## TASK INPUTS:
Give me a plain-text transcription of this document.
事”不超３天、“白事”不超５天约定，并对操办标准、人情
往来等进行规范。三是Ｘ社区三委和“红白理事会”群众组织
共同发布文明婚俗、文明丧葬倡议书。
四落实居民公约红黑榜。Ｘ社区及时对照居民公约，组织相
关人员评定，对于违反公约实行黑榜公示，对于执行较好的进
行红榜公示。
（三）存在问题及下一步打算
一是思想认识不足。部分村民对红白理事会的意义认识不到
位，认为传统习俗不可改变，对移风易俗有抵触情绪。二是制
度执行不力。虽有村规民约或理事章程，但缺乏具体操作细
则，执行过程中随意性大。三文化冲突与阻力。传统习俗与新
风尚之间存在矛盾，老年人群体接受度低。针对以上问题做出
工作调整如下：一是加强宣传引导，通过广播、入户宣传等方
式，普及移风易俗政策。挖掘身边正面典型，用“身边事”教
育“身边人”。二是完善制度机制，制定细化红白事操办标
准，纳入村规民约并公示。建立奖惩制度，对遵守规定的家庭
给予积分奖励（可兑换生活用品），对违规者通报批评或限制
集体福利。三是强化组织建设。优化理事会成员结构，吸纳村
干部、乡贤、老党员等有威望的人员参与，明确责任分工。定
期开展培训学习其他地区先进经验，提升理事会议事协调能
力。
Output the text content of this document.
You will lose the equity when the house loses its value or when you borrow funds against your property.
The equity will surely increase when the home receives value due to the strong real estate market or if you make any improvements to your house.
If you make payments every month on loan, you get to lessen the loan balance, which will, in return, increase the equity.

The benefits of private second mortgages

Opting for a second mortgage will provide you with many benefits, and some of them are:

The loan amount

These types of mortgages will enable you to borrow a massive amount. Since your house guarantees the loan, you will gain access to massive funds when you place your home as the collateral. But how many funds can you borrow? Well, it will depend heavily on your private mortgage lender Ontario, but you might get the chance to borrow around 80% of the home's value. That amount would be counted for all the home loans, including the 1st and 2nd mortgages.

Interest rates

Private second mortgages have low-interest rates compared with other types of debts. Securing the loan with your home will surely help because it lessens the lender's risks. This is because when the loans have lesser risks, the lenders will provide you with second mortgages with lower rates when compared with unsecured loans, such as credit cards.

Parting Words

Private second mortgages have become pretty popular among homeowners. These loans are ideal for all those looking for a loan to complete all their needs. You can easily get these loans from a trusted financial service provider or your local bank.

## DIRECTIONS:
Give the material above again, word for word.

## FINISHED ANSWER:
Give me a plain-text transcription of this document.
事”不超３天、“白事”不超５天约定，并对操办标准、人情
往来等进行规范。三是Ｘ社区三委和“红白理事会”群众组织
共同发布文明婚俗、文明丧葬倡议书。
四落实居民公约红黑榜。Ｘ社区及时对照居民公约，组织相
关人员评定，对于违反公约实行黑榜公示，对于执行较好的进
行红榜公示。
（三）存在问题及下一步打算
一是思想认识不足。部分村民对红白理事会的意义认识不到
位，认为传统习俗不可改变，对移风易俗有抵触情绪。二是制
度执行不力。虽有村规民约或理事章程，但缺乏具体操作细
则，执行过程中随意性大。三文化冲突与阻力。传统习俗与新
风尚之间存在矛盾，老年人群体接受度低。针对以上问题做出
工作调整如下：一是加强宣传引导，通过广播、入户宣传等方
式，普及移风易俗政策。挖掘身边正面典型，用“身边事”教
育“身边人”。二是完善制度机制，制定细化红白事操办标
准，纳入村规民约并公示。建立奖惩制度，对遵守规定的家庭
给予积分奖励（可兑换生活用品），对违规者通报批评或限制
集体福利。三是强化组织建设。优化理事会成员结构，吸纳村
干部、乡贤、老党员等有威望的人员参与，明确责任分工。定
期开展培训学习其他地区先进经验，提升理事会议事协调能
力。
Output the text content of this document.
You will lose the equity when the house loses its value or when you borrow funds against your property.
The equity will surely increase when the home receives value due to the strong real estate market or if you make any improvements to your house.
If you make payments every month on loan, you get to lessen the loan balance, which will, in return, increase the equity.

The benefits of private second mortgages

Opting for a second mortgage will provide you with many benefits, and some of them are:

The loan amount

These types of mortgages will enable you to borrow a massive amount. Since your house guarantees the loan, you will gain access to massive funds when you place your home as the collateral. But how many funds can you borrow? Well, it will depend heavily on your private mortgage lender Ontario, but you might get the chance to borrow around 80% of the home's value. That amount would be counted for all the home loans, including the 1st and 2nd mortgages.

Interest rates

Private second mortgages have low-interest rates compared with other types of debts. Securing the loan with your home will surely help because it lessens the lender's risks. This is because when the loans have lesser risks, the lenders will provide you with second mortgages with lower rates when compared with unsecured loans, such as credit cards.

Parting Words

Private second mortgages have become pretty popular among homeowners. These loans are ideal for all those looking for a loan to complete all their needs. You can easily get these loans from a trusted financial service provider or your local bank.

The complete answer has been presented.